Input records -
--------

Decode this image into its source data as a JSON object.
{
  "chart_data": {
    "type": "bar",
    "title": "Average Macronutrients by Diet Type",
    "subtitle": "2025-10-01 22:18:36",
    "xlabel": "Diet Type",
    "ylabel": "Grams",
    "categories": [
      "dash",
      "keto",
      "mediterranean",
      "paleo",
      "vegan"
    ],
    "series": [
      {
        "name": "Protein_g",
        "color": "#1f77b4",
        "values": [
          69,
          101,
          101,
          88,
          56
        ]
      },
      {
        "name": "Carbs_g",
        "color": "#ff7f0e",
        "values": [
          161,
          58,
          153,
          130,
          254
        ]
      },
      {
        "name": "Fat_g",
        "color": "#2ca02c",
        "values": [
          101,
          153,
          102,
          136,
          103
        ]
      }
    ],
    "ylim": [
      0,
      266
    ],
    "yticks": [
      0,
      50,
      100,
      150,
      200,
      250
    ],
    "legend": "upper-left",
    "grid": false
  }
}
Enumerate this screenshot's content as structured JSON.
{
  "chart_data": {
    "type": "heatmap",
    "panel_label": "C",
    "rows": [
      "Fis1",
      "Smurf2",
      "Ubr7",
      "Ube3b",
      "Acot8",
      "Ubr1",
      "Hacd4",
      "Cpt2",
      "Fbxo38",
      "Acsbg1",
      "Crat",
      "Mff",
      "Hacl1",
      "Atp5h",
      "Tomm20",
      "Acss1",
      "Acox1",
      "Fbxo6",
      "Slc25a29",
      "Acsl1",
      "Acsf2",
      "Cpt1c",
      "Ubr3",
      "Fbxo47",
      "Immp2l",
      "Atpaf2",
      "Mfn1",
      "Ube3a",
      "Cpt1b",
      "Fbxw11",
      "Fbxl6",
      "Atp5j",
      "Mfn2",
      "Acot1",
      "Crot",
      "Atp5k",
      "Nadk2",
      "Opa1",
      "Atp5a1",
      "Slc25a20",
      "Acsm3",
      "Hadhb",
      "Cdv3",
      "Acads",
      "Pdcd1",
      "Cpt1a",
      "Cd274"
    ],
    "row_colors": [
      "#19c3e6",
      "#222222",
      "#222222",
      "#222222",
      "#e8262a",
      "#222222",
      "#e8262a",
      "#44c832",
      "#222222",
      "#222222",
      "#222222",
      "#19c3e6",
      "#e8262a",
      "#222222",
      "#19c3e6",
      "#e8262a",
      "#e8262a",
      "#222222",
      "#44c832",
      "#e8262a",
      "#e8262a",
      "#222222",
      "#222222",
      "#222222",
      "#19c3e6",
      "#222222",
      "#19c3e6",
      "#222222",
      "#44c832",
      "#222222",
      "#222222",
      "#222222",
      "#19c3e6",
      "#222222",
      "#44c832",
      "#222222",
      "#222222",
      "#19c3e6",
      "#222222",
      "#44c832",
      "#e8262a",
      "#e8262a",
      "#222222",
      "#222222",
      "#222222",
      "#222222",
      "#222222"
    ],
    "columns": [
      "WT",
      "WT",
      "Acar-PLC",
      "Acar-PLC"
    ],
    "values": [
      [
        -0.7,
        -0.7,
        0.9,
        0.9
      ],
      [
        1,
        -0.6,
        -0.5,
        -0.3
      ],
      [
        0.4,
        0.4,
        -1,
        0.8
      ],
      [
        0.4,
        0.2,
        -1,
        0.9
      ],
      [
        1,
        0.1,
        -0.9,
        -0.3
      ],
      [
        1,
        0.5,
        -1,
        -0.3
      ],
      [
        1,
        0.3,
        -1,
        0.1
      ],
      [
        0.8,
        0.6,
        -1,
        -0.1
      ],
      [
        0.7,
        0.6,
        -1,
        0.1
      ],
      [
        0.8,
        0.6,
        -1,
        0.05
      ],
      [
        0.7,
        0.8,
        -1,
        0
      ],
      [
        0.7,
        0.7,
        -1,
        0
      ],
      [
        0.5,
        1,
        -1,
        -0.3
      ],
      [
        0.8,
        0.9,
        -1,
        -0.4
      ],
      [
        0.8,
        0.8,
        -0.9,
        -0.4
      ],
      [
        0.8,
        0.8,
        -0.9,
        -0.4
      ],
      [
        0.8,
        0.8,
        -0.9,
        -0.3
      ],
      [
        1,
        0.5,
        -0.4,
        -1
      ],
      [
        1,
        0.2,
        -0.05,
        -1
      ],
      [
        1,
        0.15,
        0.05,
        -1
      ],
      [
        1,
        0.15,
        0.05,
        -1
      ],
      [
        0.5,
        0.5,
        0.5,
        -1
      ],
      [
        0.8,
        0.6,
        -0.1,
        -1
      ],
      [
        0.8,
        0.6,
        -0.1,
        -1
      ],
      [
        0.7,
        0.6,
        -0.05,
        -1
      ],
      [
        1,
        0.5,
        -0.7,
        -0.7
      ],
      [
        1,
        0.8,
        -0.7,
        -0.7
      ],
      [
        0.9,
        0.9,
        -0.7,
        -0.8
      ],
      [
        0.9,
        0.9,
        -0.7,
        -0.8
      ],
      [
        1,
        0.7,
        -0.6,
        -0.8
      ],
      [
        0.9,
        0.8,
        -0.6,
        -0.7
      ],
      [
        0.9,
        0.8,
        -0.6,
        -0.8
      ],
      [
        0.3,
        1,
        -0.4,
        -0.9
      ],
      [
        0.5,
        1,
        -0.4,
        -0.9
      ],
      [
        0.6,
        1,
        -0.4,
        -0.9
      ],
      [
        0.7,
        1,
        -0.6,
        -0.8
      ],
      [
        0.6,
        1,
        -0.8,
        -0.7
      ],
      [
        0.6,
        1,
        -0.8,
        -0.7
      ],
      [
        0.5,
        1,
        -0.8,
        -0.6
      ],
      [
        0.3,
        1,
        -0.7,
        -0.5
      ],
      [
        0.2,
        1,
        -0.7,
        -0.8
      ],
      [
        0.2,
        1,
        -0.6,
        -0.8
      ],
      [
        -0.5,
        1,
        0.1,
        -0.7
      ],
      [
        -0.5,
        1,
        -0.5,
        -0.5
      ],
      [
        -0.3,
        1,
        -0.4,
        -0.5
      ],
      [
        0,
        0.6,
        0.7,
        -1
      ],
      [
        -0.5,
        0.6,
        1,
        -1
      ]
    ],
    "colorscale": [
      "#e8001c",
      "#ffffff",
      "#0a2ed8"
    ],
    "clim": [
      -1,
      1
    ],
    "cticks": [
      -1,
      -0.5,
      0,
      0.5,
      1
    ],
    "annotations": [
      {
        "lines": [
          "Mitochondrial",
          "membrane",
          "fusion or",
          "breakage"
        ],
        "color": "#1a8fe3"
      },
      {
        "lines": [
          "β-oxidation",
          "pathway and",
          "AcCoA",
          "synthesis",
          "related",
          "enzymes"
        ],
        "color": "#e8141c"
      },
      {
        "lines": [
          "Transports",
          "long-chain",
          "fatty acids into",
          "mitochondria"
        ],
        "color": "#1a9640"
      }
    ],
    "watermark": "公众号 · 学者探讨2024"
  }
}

--------

What this task involves -
Set down every record above, word for word.

Output below -
Decode this image into its source data as a JSON object.
{
  "chart_data": {
    "type": "bar",
    "title": "Average Macronutrients by Diet Type",
    "subtitle": "2025-10-01 22:18:36",
    "xlabel": "Diet Type",
    "ylabel": "Grams",
    "categories": [
      "dash",
      "keto",
      "mediterranean",
      "paleo",
      "vegan"
    ],
    "series": [
      {
        "name": "Protein_g",
        "color": "#1f77b4",
        "values": [
          69,
          101,
          101,
          88,
          56
        ]
      },
      {
        "name": "Carbs_g",
        "color": "#ff7f0e",
        "values": [
          161,
          58,
          153,
          130,
          254
        ]
      },
      {
        "name": "Fat_g",
        "color": "#2ca02c",
        "values": [
          101,
          153,
          102,
          136,
          103
        ]
      }
    ],
    "ylim": [
      0,
      266
    ],
    "yticks": [
      0,
      50,
      100,
      150,
      200,
      250
    ],
    "legend": "upper-left",
    "grid": false
  }
}
Enumerate this screenshot's content as structured JSON.
{
  "chart_data": {
    "type": "heatmap",
    "panel_label": "C",
    "rows": [
      "Fis1",
      "Smurf2",
      "Ubr7",
      "Ube3b",
      "Acot8",
      "Ubr1",
      "Hacd4",
      "Cpt2",
      "Fbxo38",
      "Acsbg1",
      "Crat",
      "Mff",
      "Hacl1",
      "Atp5h",
      "Tomm20",
      "Acss1",
      "Acox1",
      "Fbxo6",
      "Slc25a29",
      "Acsl1",
      "Acsf2",
      "Cpt1c",
      "Ubr3",
      "Fbxo47",
      "Immp2l",
      "Atpaf2",
      "Mfn1",
      "Ube3a",
      "Cpt1b",
      "Fbxw11",
      "Fbxl6",
      "Atp5j",
      "Mfn2",
      "Acot1",
      "Crot",
      "Atp5k",
      "Nadk2",
      "Opa1",
      "Atp5a1",
      "Slc25a20",
      "Acsm3",
      "Hadhb",
      "Cdv3",
      "Acads",
      "Pdcd1",
      "Cpt1a",
      "Cd274"
    ],
    "row_colors": [
      "#19c3e6",
      "#222222",
      "#222222",
      "#222222",
      "#e8262a",
      "#222222",
      "#e8262a",
      "#44c832",
      "#222222",
      "#222222",
      "#222222",
      "#19c3e6",
      "#e8262a",
      "#222222",
      "#19c3e6",
      "#e8262a",
      "#e8262a",
      "#222222",
      "#44c832",
      "#e8262a",
      "#e8262a",
      "#222222",
      "#222222",
      "#222222",
      "#19c3e6",
      "#222222",
      "#19c3e6",
      "#222222",
      "#44c832",
      "#222222",
      "#222222",
      "#222222",
      "#19c3e6",
      "#222222",
      "#44c832",
      "#222222",
      "#222222",
      "#19c3e6",
      "#222222",
      "#44c832",
      "#e8262a",
      "#e8262a",
      "#222222",
      "#222222",
      "#222222",
      "#222222",
      "#222222"
    ],
    "columns": [
      "WT",
      "WT",
      "Acar-PLC",
      "Acar-PLC"
    ],
    "values": [
      [
        -0.7,
        -0.7,
        0.9,
        0.9
      ],
      [
        1,
        -0.6,
        -0.5,
        -0.3
      ],
      [
        0.4,
        0.4,
        -1,
        0.8
      ],
      [
        0.4,
        0.2,
        -1,
        0.9
      ],
      [
        1,
        0.1,
        -0.9,
        -0.3
      ],
      [
        1,
        0.5,
        -1,
        -0.3
      ],
      [
        1,
        0.3,
        -1,
        0.1
      ],
      [
        0.8,
        0.6,
        -1,
        -0.1
      ],
      [
        0.7,
        0.6,
        -1,
        0.1
      ],
      [
        0.8,
        0.6,
        -1,
        0.05
      ],
      [
        0.7,
        0.8,
        -1,
        0
      ],
      [
        0.7,
        0.7,
        -1,
        0
      ],
      [
        0.5,
        1,
        -1,
        -0.3
      ],
      [
        0.8,
        0.9,
        -1,
        -0.4
      ],
      [
        0.8,
        0.8,
        -0.9,
        -0.4
      ],
      [
        0.8,
        0.8,
        -0.9,
        -0.4
      ],
      [
        0.8,
        0.8,
        -0.9,
        -0.3
      ],
      [
        1,
        0.5,
        -0.4,
        -1
      ],
      [
        1,
        0.2,
        -0.05,
        -1
      ],
      [
        1,
        0.15,
        0.05,
        -1
      ],
      [
        1,
        0.15,
        0.05,
        -1
      ],
      [
        0.5,
        0.5,
        0.5,
        -1
      ],
      [
        0.8,
        0.6,
        -0.1,
        -1
      ],
      [
        0.8,
        0.6,
        -0.1,
        -1
      ],
      [
        0.7,
        0.6,
        -0.05,
        -1
      ],
      [
        1,
        0.5,
        -0.7,
        -0.7
      ],
      [
        1,
        0.8,
        -0.7,
        -0.7
      ],
      [
        0.9,
        0.9,
        -0.7,
        -0.8
      ],
      [
        0.9,
        0.9,
        -0.7,
        -0.8
      ],
      [
        1,
        0.7,
        -0.6,
        -0.8
      ],
      [
        0.9,
        0.8,
        -0.6,
        -0.7
      ],
      [
        0.9,
        0.8,
        -0.6,
        -0.8
      ],
      [
        0.3,
        1,
        -0.4,
        -0.9
      ],
      [
        0.5,
        1,
        -0.4,
        -0.9
      ],
      [
        0.6,
        1,
        -0.4,
        -0.9
      ],
      [
        0.7,
        1,
        -0.6,
        -0.8
      ],
      [
        0.6,
        1,
        -0.8,
        -0.7
      ],
      [
        0.6,
        1,
        -0.8,
        -0.7
      ],
      [
        0.5,
        1,
        -0.8,
        -0.6
      ],
      [
        0.3,
        1,
        -0.7,
        -0.5
      ],
      [
        0.2,
        1,
        -0.7,
        -0.8
      ],
      [
        0.2,
        1,
        -0.6,
        -0.8
      ],
      [
        -0.5,
        1,
        0.1,
        -0.7
      ],
      [
        -0.5,
        1,
        -0.5,
        -0.5
      ],
      [
        -0.3,
        1,
        -0.4,
        -0.5
      ],
      [
        0,
        0.6,
        0.7,
        -1
      ],
      [
        -0.5,
        0.6,
        1,
        -1
      ]
    ],
    "colorscale": [
      "#e8001c",
      "#ffffff",
      "#0a2ed8"
    ],
    "clim": [
      -1,
      1
    ],
    "cticks": [
      -1,
      -0.5,
      0,
      0.5,
      1
    ],
    "annotations": [
      {
        "lines": [
          "Mitochondrial",
          "membrane",
          "fusion or",
          "breakage"
        ],
        "color": "#1a8fe3"
      },
      {
        "lines": [
          "β-oxidation",
          "pathway and",
          "AcCoA",
          "synthesis",
          "related",
          "enzymes"
        ],
        "color": "#e8141c"
      },
      {
        "lines": [
          "Transports",
          "long-chain",
          "fatty acids into",
          "mitochondria"
        ],
        "color": "#1a9640"
      }
    ],
    "watermark": "公众号 · 学者探讨2024"
  }
}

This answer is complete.